### DATASET RECORDS
+++++

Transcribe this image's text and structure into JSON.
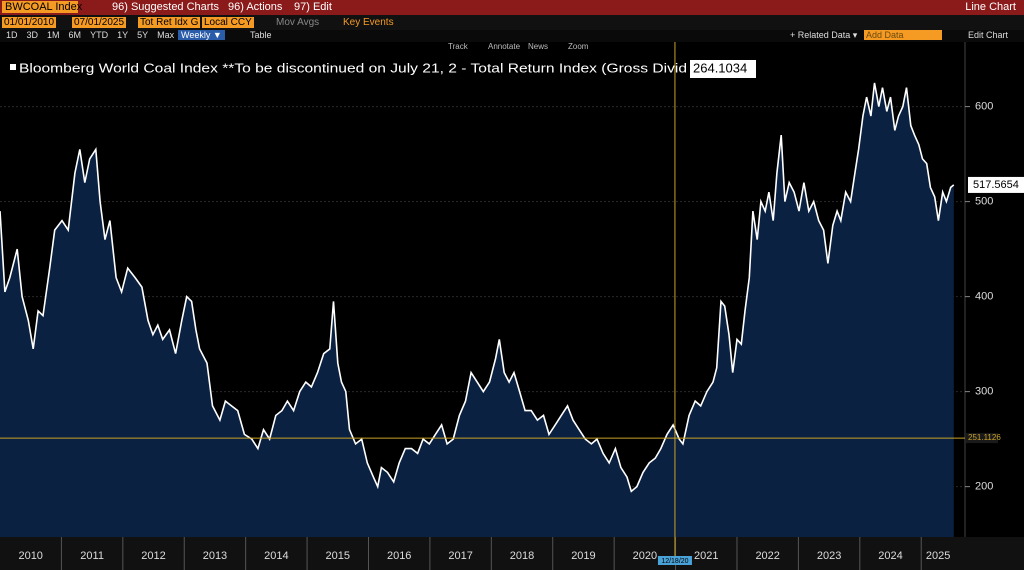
{
  "ui": {
    "ticker": "BWCOAL Index",
    "menu": [
      "96) Suggested Charts",
      "96) Actions",
      "97) Edit"
    ],
    "view": "Line Chart",
    "start_date": "01/01/2010",
    "end_date": "07/01/2025",
    "field": "Tot Ret Idx G",
    "currency": "Local CCY",
    "mov_avgs": "Mov Avgs",
    "key_events": "Key Events",
    "ranges": [
      "1D",
      "3D",
      "1M",
      "6M",
      "YTD",
      "1Y",
      "5Y",
      "Max"
    ],
    "period": "Weekly ▼",
    "table": "Table",
    "related": "+ Related Data ▾",
    "add_data": "Add Data",
    "edit_chart": "Edit Chart",
    "tools": [
      "Track",
      "Annotate",
      "News",
      "Zoom"
    ]
  },
  "chart_data": {
    "type": "line",
    "series": [
      {
        "name": "Bloomberg World Coal Index **To be discontinued on July 21, 2 - Total Return Index (Gross Divid",
        "color": "#ffffff",
        "fill": "#0b2142",
        "x": [
          2010.0,
          2010.08,
          2010.16,
          2010.28,
          2010.36,
          2010.46,
          2010.54,
          2010.62,
          2010.7,
          2010.81,
          2010.89,
          2011.01,
          2011.11,
          2011.22,
          2011.3,
          2011.38,
          2011.46,
          2011.56,
          2011.63,
          2011.71,
          2011.79,
          2011.89,
          2011.98,
          2012.08,
          2012.2,
          2012.31,
          2012.41,
          2012.49,
          2012.57,
          2012.65,
          2012.76,
          2012.86,
          2012.96,
          2013.04,
          2013.12,
          2013.19,
          2013.25,
          2013.37,
          2013.46,
          2013.58,
          2013.67,
          2013.77,
          2013.87,
          2013.98,
          2014.1,
          2014.2,
          2014.29,
          2014.39,
          2014.49,
          2014.59,
          2014.68,
          2014.78,
          2014.88,
          2014.98,
          2015.07,
          2015.17,
          2015.27,
          2015.37,
          2015.43,
          2015.5,
          2015.56,
          2015.63,
          2015.69,
          2015.79,
          2015.89,
          2015.98,
          2016.08,
          2016.15,
          2016.21,
          2016.31,
          2016.41,
          2016.5,
          2016.6,
          2016.7,
          2016.8,
          2016.89,
          2016.99,
          2017.09,
          2017.19,
          2017.28,
          2017.38,
          2017.48,
          2017.58,
          2017.67,
          2017.77,
          2017.87,
          2017.97,
          2018.07,
          2018.13,
          2018.21,
          2018.29,
          2018.37,
          2018.46,
          2018.55,
          2018.65,
          2018.75,
          2018.85,
          2018.94,
          2019.04,
          2019.14,
          2019.24,
          2019.33,
          2019.43,
          2019.53,
          2019.63,
          2019.72,
          2019.82,
          2019.92,
          2020.02,
          2020.11,
          2020.21,
          2020.28,
          2020.37,
          2020.47,
          2020.57,
          2020.67,
          2020.76,
          2020.86,
          2020.96,
          2021.06,
          2021.12,
          2021.22,
          2021.32,
          2021.41,
          2021.51,
          2021.61,
          2021.67,
          2021.74,
          2021.8,
          2021.87,
          2021.93,
          2022.0,
          2022.07,
          2022.13,
          2022.2,
          2022.26,
          2022.33,
          2022.39,
          2022.46,
          2022.52,
          2022.59,
          2022.65,
          2022.72,
          2022.78,
          2022.85,
          2022.93,
          2023.01,
          2023.09,
          2023.17,
          2023.25,
          2023.33,
          2023.41,
          2023.48,
          2023.56,
          2023.63,
          2023.69,
          2023.77,
          2023.85,
          2023.92,
          2023.98,
          2024.05,
          2024.11,
          2024.18,
          2024.24,
          2024.31,
          2024.37,
          2024.44,
          2024.5,
          2024.57,
          2024.63,
          2024.7,
          2024.76,
          2024.83,
          2024.89,
          2024.96,
          2025.02,
          2025.09,
          2025.15,
          2025.22,
          2025.28,
          2025.35,
          2025.41,
          2025.48,
          2025.53
        ],
        "values": [
          490,
          405,
          420,
          450,
          400,
          375,
          345,
          385,
          380,
          430,
          470,
          480,
          470,
          530,
          555,
          520,
          545,
          555,
          500,
          460,
          480,
          420,
          405,
          430,
          420,
          410,
          375,
          360,
          370,
          355,
          365,
          340,
          375,
          400,
          395,
          365,
          345,
          330,
          285,
          270,
          290,
          285,
          280,
          255,
          250,
          240,
          260,
          250,
          275,
          280,
          290,
          280,
          300,
          310,
          305,
          320,
          340,
          345,
          395,
          330,
          310,
          300,
          260,
          245,
          250,
          225,
          210,
          200,
          220,
          215,
          205,
          225,
          240,
          240,
          235,
          250,
          245,
          255,
          265,
          245,
          250,
          275,
          290,
          320,
          310,
          300,
          310,
          335,
          355,
          320,
          310,
          320,
          300,
          280,
          280,
          270,
          275,
          255,
          265,
          275,
          285,
          270,
          260,
          250,
          245,
          250,
          235,
          225,
          240,
          220,
          210,
          195,
          200,
          215,
          225,
          230,
          240,
          255,
          265,
          250,
          245,
          275,
          290,
          285,
          300,
          310,
          325,
          395,
          390,
          360,
          320,
          355,
          350,
          385,
          420,
          490,
          460,
          500,
          490,
          510,
          480,
          530,
          570,
          500,
          520,
          510,
          490,
          520,
          490,
          500,
          480,
          470,
          435,
          475,
          490,
          480,
          510,
          500,
          530,
          555,
          590,
          610,
          590,
          625,
          600,
          620,
          595,
          610,
          575,
          590,
          600,
          620,
          580,
          570,
          560,
          545,
          540,
          515,
          505,
          480,
          510,
          500,
          515,
          517.5654
        ]
      }
    ],
    "last_value": 517.5654,
    "legend_value": 264.1034,
    "reference_line": {
      "value": 251.1126,
      "label": "251.1126"
    },
    "crosshair": {
      "x": 2020.99,
      "label": "12/18/20"
    },
    "xlim": [
      2010,
      2025.55
    ],
    "xticks": [
      {
        "value": 2010,
        "label": "2010"
      },
      {
        "value": 2011,
        "label": "2011"
      },
      {
        "value": 2012,
        "label": "2012"
      },
      {
        "value": 2013,
        "label": "2013"
      },
      {
        "value": 2014,
        "label": "2014"
      },
      {
        "value": 2015,
        "label": "2015"
      },
      {
        "value": 2016,
        "label": "2016"
      },
      {
        "value": 2017,
        "label": "2017"
      },
      {
        "value": 2018,
        "label": "2018"
      },
      {
        "value": 2019,
        "label": "2019"
      },
      {
        "value": 2020,
        "label": "2020"
      },
      {
        "value": 2021,
        "label": "2021"
      },
      {
        "value": 2022,
        "label": "2022"
      },
      {
        "value": 2023,
        "label": "2023"
      },
      {
        "value": 2024,
        "label": "2024"
      },
      {
        "value": 2025,
        "label": "2025"
      }
    ],
    "ylim": [
      147,
      668
    ],
    "yticks": [
      200,
      300,
      400,
      500,
      600
    ],
    "grid": true
  }
}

+++++

### YOUR GOAL
Every record must be copied exactly, with the pictures left out.

### EXPECTED OUTPUT
Transcribe this image's text and structure into JSON.
{
  "ui": {
    "ticker": "BWCOAL Index",
    "menu": [
      "96) Suggested Charts",
      "96) Actions",
      "97) Edit"
    ],
    "view": "Line Chart",
    "start_date": "01/01/2010",
    "end_date": "07/01/2025",
    "field": "Tot Ret Idx G",
    "currency": "Local CCY",
    "mov_avgs": "Mov Avgs",
    "key_events": "Key Events",
    "ranges": [
      "1D",
      "3D",
      "1M",
      "6M",
      "YTD",
      "1Y",
      "5Y",
      "Max"
    ],
    "period": "Weekly ▼",
    "table": "Table",
    "related": "+ Related Data ▾",
    "add_data": "Add Data",
    "edit_chart": "Edit Chart",
    "tools": [
      "Track",
      "Annotate",
      "News",
      "Zoom"
    ]
  },
  "chart_data": {
    "type": "line",
    "series": [
      {
        "name": "Bloomberg World Coal Index **To be discontinued on July 21, 2 - Total Return Index (Gross Divid",
        "color": "#ffffff",
        "fill": "#0b2142",
        "x": [
          2010.0,
          2010.08,
          2010.16,
          2010.28,
          2010.36,
          2010.46,
          2010.54,
          2010.62,
          2010.7,
          2010.81,
          2010.89,
          2011.01,
          2011.11,
          2011.22,
          2011.3,
          2011.38,
          2011.46,
          2011.56,
          2011.63,
          2011.71,
          2011.79,
          2011.89,
          2011.98,
          2012.08,
          2012.2,
          2012.31,
          2012.41,
          2012.49,
          2012.57,
          2012.65,
          2012.76,
          2012.86,
          2012.96,
          2013.04,
          2013.12,
          2013.19,
          2013.25,
          2013.37,
          2013.46,
          2013.58,
          2013.67,
          2013.77,
          2013.87,
          2013.98,
          2014.1,
          2014.2,
          2014.29,
          2014.39,
          2014.49,
          2014.59,
          2014.68,
          2014.78,
          2014.88,
          2014.98,
          2015.07,
          2015.17,
          2015.27,
          2015.37,
          2015.43,
          2015.5,
          2015.56,
          2015.63,
          2015.69,
          2015.79,
          2015.89,
          2015.98,
          2016.08,
          2016.15,
          2016.21,
          2016.31,
          2016.41,
          2016.5,
          2016.6,
          2016.7,
          2016.8,
          2016.89,
          2016.99,
          2017.09,
          2017.19,
          2017.28,
          2017.38,
          2017.48,
          2017.58,
          2017.67,
          2017.77,
          2017.87,
          2017.97,
          2018.07,
          2018.13,
          2018.21,
          2018.29,
          2018.37,
          2018.46,
          2018.55,
          2018.65,
          2018.75,
          2018.85,
          2018.94,
          2019.04,
          2019.14,
          2019.24,
          2019.33,
          2019.43,
          2019.53,
          2019.63,
          2019.72,
          2019.82,
          2019.92,
          2020.02,
          2020.11,
          2020.21,
          2020.28,
          2020.37,
          2020.47,
          2020.57,
          2020.67,
          2020.76,
          2020.86,
          2020.96,
          2021.06,
          2021.12,
          2021.22,
          2021.32,
          2021.41,
          2021.51,
          2021.61,
          2021.67,
          2021.74,
          2021.8,
          2021.87,
          2021.93,
          2022.0,
          2022.07,
          2022.13,
          2022.2,
          2022.26,
          2022.33,
          2022.39,
          2022.46,
          2022.52,
          2022.59,
          2022.65,
          2022.72,
          2022.78,
          2022.85,
          2022.93,
          2023.01,
          2023.09,
          2023.17,
          2023.25,
          2023.33,
          2023.41,
          2023.48,
          2023.56,
          2023.63,
          2023.69,
          2023.77,
          2023.85,
          2023.92,
          2023.98,
          2024.05,
          2024.11,
          2024.18,
          2024.24,
          2024.31,
          2024.37,
          2024.44,
          2024.5,
          2024.57,
          2024.63,
          2024.7,
          2024.76,
          2024.83,
          2024.89,
          2024.96,
          2025.02,
          2025.09,
          2025.15,
          2025.22,
          2025.28,
          2025.35,
          2025.41,
          2025.48,
          2025.53
        ],
        "values": [
          490,
          405,
          420,
          450,
          400,
          375,
          345,
          385,
          380,
          430,
          470,
          480,
          470,
          530,
          555,
          520,
          545,
          555,
          500,
          460,
          480,
          420,
          405,
          430,
          420,
          410,
          375,
          360,
          370,
          355,
          365,
          340,
          375,
          400,
          395,
          365,
          345,
          330,
          285,
          270,
          290,
          285,
          280,
          255,
          250,
          240,
          260,
          250,
          275,
          280,
          290,
          280,
          300,
          310,
          305,
          320,
          340,
          345,
          395,
          330,
          310,
          300,
          260,
          245,
          250,
          225,
          210,
          200,
          220,
          215,
          205,
          225,
          240,
          240,
          235,
          250,
          245,
          255,
          265,
          245,
          250,
          275,
          290,
          320,
          310,
          300,
          310,
          335,
          355,
          320,
          310,
          320,
          300,
          280,
          280,
          270,
          275,
          255,
          265,
          275,
          285,
          270,
          260,
          250,
          245,
          250,
          235,
          225,
          240,
          220,
          210,
          195,
          200,
          215,
          225,
          230,
          240,
          255,
          265,
          250,
          245,
          275,
          290,
          285,
          300,
          310,
          325,
          395,
          390,
          360,
          320,
          355,
          350,
          385,
          420,
          490,
          460,
          500,
          490,
          510,
          480,
          530,
          570,
          500,
          520,
          510,
          490,
          520,
          490,
          500,
          480,
          470,
          435,
          475,
          490,
          480,
          510,
          500,
          530,
          555,
          590,
          610,
          590,
          625,
          600,
          620,
          595,
          610,
          575,
          590,
          600,
          620,
          580,
          570,
          560,
          545,
          540,
          515,
          505,
          480,
          510,
          500,
          515,
          517.5654
        ]
      }
    ],
    "last_value": 517.5654,
    "legend_value": 264.1034,
    "reference_line": {
      "value": 251.1126,
      "label": "251.1126"
    },
    "crosshair": {
      "x": 2020.99,
      "label": "12/18/20"
    },
    "xlim": [
      2010,
      2025.55
    ],
    "xticks": [
      {
        "value": 2010,
        "label": "2010"
      },
      {
        "value": 2011,
        "label": "2011"
      },
      {
        "value": 2012,
        "label": "2012"
      },
      {
        "value": 2013,
        "label": "2013"
      },
      {
        "value": 2014,
        "label": "2014"
      },
      {
        "value": 2015,
        "label": "2015"
      },
      {
        "value": 2016,
        "label": "2016"
      },
      {
        "value": 2017,
        "label": "2017"
      },
      {
        "value": 2018,
        "label": "2018"
      },
      {
        "value": 2019,
        "label": "2019"
      },
      {
        "value": 2020,
        "label": "2020"
      },
      {
        "value": 2021,
        "label": "2021"
      },
      {
        "value": 2022,
        "label": "2022"
      },
      {
        "value": 2023,
        "label": "2023"
      },
      {
        "value": 2024,
        "label": "2024"
      },
      {
        "value": 2025,
        "label": "2025"
      }
    ],
    "ylim": [
      147,
      668
    ],
    "yticks": [
      200,
      300,
      400,
      500,
      600
    ],
    "grid": true
  }
}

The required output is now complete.